▸ **Excerpted data**:
################
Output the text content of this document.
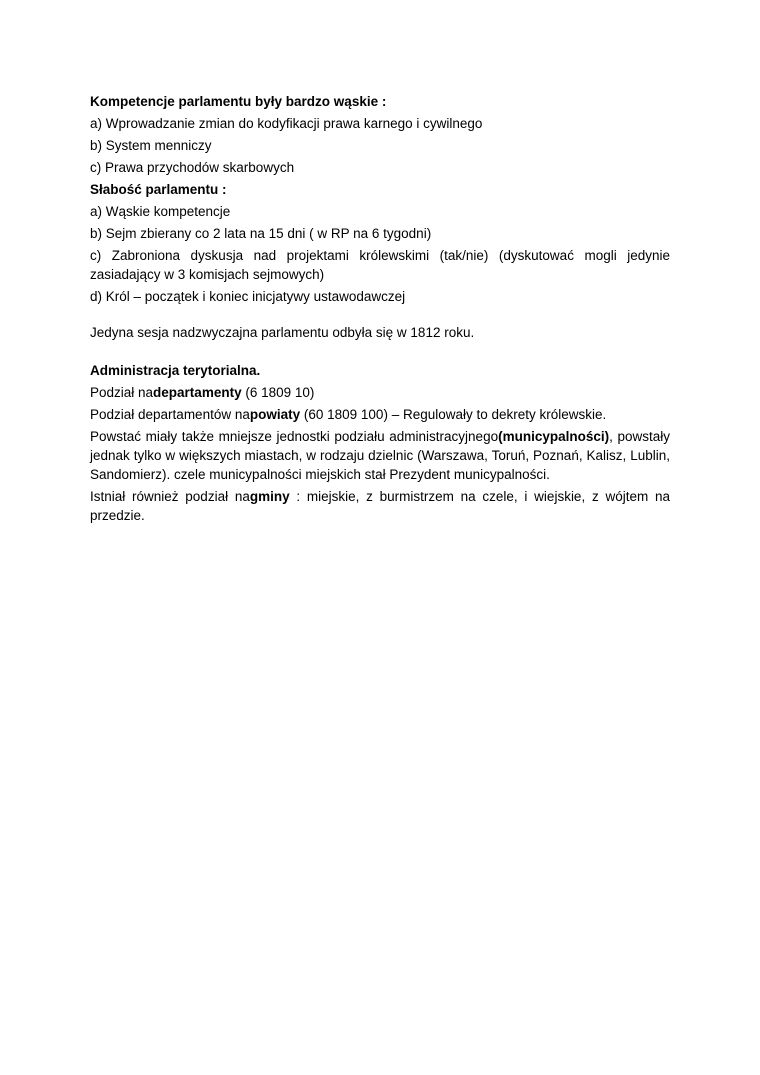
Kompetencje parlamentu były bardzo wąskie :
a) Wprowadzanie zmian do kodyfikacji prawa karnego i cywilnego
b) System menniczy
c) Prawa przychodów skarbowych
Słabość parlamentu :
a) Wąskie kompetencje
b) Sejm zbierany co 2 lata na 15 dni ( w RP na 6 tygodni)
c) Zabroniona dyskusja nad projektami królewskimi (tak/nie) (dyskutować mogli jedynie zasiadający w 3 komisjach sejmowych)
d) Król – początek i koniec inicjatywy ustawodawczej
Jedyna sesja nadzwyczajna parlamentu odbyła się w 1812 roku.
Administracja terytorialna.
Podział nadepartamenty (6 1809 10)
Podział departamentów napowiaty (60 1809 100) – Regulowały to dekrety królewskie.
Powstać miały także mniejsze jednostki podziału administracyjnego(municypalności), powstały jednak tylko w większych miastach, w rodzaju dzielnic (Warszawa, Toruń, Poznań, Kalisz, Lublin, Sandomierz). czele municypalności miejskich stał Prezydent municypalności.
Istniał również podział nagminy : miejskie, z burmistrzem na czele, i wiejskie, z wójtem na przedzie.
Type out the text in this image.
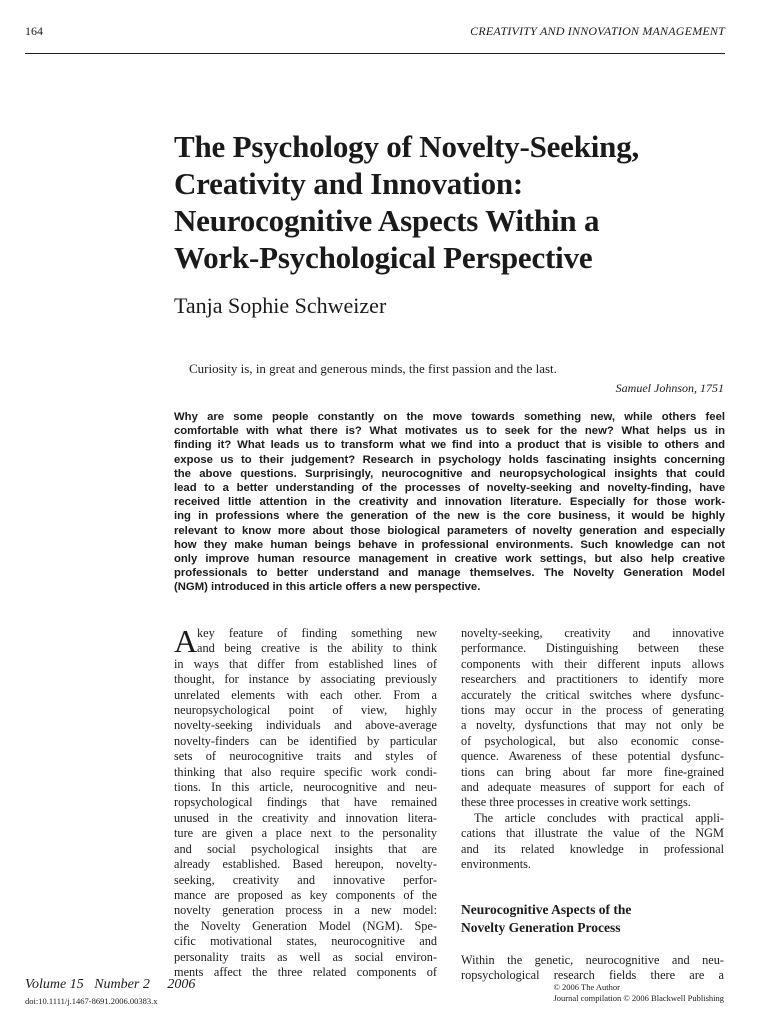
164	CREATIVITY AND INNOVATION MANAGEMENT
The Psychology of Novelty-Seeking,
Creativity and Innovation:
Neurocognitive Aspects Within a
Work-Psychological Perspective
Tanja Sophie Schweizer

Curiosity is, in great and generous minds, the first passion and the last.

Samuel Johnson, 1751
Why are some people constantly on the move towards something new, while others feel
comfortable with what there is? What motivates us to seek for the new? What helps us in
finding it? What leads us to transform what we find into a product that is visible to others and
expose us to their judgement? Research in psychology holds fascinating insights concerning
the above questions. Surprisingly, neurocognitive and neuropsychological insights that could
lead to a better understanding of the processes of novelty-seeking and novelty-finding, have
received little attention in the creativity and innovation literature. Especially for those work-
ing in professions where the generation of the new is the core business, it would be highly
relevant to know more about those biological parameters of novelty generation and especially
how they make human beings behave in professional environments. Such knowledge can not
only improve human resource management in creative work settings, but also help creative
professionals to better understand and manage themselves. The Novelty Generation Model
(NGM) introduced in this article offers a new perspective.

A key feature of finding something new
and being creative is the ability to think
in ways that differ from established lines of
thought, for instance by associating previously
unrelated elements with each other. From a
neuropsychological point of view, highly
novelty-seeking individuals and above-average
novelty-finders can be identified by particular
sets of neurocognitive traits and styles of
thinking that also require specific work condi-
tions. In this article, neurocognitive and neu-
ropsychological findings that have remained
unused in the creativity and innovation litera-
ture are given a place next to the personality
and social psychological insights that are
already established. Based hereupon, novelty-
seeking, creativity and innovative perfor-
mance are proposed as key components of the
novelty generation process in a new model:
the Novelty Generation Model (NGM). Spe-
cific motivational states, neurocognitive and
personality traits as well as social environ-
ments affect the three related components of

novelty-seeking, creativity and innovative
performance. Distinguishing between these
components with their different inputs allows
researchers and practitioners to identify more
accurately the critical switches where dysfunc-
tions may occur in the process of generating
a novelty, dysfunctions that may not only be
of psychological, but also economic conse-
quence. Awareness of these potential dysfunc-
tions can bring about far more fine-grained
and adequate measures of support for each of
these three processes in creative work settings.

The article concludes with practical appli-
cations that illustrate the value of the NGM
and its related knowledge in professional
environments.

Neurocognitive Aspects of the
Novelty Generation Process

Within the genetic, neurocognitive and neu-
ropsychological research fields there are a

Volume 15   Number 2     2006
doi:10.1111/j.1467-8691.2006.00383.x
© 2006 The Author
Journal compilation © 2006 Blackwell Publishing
################
▸ **Work required**: Reproduce the material above in full and without alteration, but skip all pictures.

▸ **Response**:
Output the text content of this document.
Kompetencje parlamentu były bardzo wąskie :
a) Wprowadzanie zmian do kodyfikacji prawa karnego i cywilnego
b) System menniczy
c) Prawa przychodów skarbowych
Słabość parlamentu :
a) Wąskie kompetencje
b) Sejm zbierany co 2 lata na 15 dni ( w RP na 6 tygodni)
c) Zabroniona dyskusja nad projektami królewskimi (tak/nie) (dyskutować mogli jedynie zasiadający w 3 komisjach sejmowych)
d) Król – początek i koniec inicjatywy ustawodawczej
Jedyna sesja nadzwyczajna parlamentu odbyła się w 1812 roku.
Administracja terytorialna.
Podział nadepartamenty (6 1809 10)
Podział departamentów napowiaty (60 1809 100) – Regulowały to dekrety królewskie.
Powstać miały także mniejsze jednostki podziału administracyjnego(municypalności), powstały jednak tylko w większych miastach, w rodzaju dzielnic (Warszawa, Toruń, Poznań, Kalisz, Lublin, Sandomierz). czele municypalności miejskich stał Prezydent municypalności.
Istniał również podział nagminy : miejskie, z burmistrzem na czele, i wiejskie, z wójtem na przedzie.
Type out the text in this image.
164	CREATIVITY AND INNOVATION MANAGEMENT
The Psychology of Novelty-Seeking,
Creativity and Innovation:
Neurocognitive Aspects Within a
Work-Psychological Perspective
Tanja Sophie Schweizer

Curiosity is, in great and generous minds, the first passion and the last.

Samuel Johnson, 1751
Why are some people constantly on the move towards something new, while others feel
comfortable with what there is? What motivates us to seek for the new? What helps us in
finding it? What leads us to transform what we find into a product that is visible to others and
expose us to their judgement? Research in psychology holds fascinating insights concerning
the above questions. Surprisingly, neurocognitive and neuropsychological insights that could
lead to a better understanding of the processes of novelty-seeking and novelty-finding, have
received little attention in the creativity and innovation literature. Especially for those work-
ing in professions where the generation of the new is the core business, it would be highly
relevant to know more about those biological parameters of novelty generation and especially
how they make human beings behave in professional environments. Such knowledge can not
only improve human resource management in creative work settings, but also help creative
professionals to better understand and manage themselves. The Novelty Generation Model
(NGM) introduced in this article offers a new perspective.

A key feature of finding something new
and being creative is the ability to think
in ways that differ from established lines of
thought, for instance by associating previously
unrelated elements with each other. From a
neuropsychological point of view, highly
novelty-seeking individuals and above-average
novelty-finders can be identified by particular
sets of neurocognitive traits and styles of
thinking that also require specific work condi-
tions. In this article, neurocognitive and neu-
ropsychological findings that have remained
unused in the creativity and innovation litera-
ture are given a place next to the personality
and social psychological insights that are
already established. Based hereupon, novelty-
seeking, creativity and innovative perfor-
mance are proposed as key components of the
novelty generation process in a new model:
the Novelty Generation Model (NGM). Spe-
cific motivational states, neurocognitive and
personality traits as well as social environ-
ments affect the three related components of

novelty-seeking, creativity and innovative
performance. Distinguishing between these
components with their different inputs allows
researchers and practitioners to identify more
accurately the critical switches where dysfunc-
tions may occur in the process of generating
a novelty, dysfunctions that may not only be
of psychological, but also economic conse-
quence. Awareness of these potential dysfunc-
tions can bring about far more fine-grained
and adequate measures of support for each of
these three processes in creative work settings.

The article concludes with practical appli-
cations that illustrate the value of the NGM
and its related knowledge in professional
environments.

Neurocognitive Aspects of the
Novelty Generation Process

Within the genetic, neurocognitive and neu-
ropsychological research fields there are a

Volume 15   Number 2     2006
doi:10.1111/j.1467-8691.2006.00383.x
© 2006 The Author
Journal compilation © 2006 Blackwell Publishing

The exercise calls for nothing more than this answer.